• _TASK BRIEF_
Nothing but the lines from the one with "Type out the text in this image." to the final line should be returned, each exactly as it appears.

-.-.-

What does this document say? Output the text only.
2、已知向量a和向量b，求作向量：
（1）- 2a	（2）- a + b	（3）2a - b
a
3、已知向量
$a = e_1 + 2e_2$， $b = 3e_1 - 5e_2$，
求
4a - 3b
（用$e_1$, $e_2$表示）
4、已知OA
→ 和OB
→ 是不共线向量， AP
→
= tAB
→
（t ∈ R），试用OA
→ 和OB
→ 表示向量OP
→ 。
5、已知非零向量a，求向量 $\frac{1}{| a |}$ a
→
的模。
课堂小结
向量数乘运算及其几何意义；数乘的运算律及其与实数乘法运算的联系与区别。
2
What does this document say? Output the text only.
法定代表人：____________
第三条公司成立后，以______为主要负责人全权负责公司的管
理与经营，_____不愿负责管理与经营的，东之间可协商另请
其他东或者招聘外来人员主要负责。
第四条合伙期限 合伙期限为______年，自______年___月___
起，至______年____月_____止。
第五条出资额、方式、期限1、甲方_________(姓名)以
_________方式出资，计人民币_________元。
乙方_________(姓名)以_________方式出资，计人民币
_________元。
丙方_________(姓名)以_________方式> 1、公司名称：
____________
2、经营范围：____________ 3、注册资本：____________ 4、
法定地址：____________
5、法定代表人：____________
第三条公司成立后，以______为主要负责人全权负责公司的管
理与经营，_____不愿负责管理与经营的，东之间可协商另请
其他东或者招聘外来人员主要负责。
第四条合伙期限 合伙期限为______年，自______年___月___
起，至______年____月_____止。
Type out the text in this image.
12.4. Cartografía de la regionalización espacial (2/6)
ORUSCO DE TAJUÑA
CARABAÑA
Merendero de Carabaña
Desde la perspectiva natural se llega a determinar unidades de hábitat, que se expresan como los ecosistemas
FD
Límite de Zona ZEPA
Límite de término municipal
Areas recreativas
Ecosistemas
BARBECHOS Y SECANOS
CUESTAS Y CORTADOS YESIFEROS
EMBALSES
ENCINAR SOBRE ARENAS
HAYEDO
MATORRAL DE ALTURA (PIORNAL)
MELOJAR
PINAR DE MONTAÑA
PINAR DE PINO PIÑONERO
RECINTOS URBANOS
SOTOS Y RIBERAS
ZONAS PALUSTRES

-.-.-

• _SOLVED PROBLEM_
Type out the text in this image.
12.4. Cartografía de la regionalización espacial (2/6)
ORUSCO DE TAJUÑA
CARABAÑA
Merendero de Carabaña
Desde la perspectiva natural se llega a determinar unidades de hábitat, que se expresan como los ecosistemas
FD
Límite de Zona ZEPA
Límite de término municipal
Areas recreativas
Ecosistemas
BARBECHOS Y SECANOS
CUESTAS Y CORTADOS YESIFEROS
EMBALSES
ENCINAR SOBRE ARENAS
HAYEDO
MATORRAL DE ALTURA (PIORNAL)
MELOJAR
PINAR DE MONTAÑA
PINAR DE PINO PIÑONERO
RECINTOS URBANOS
SOTOS Y RIBERAS
ZONAS PALUSTRES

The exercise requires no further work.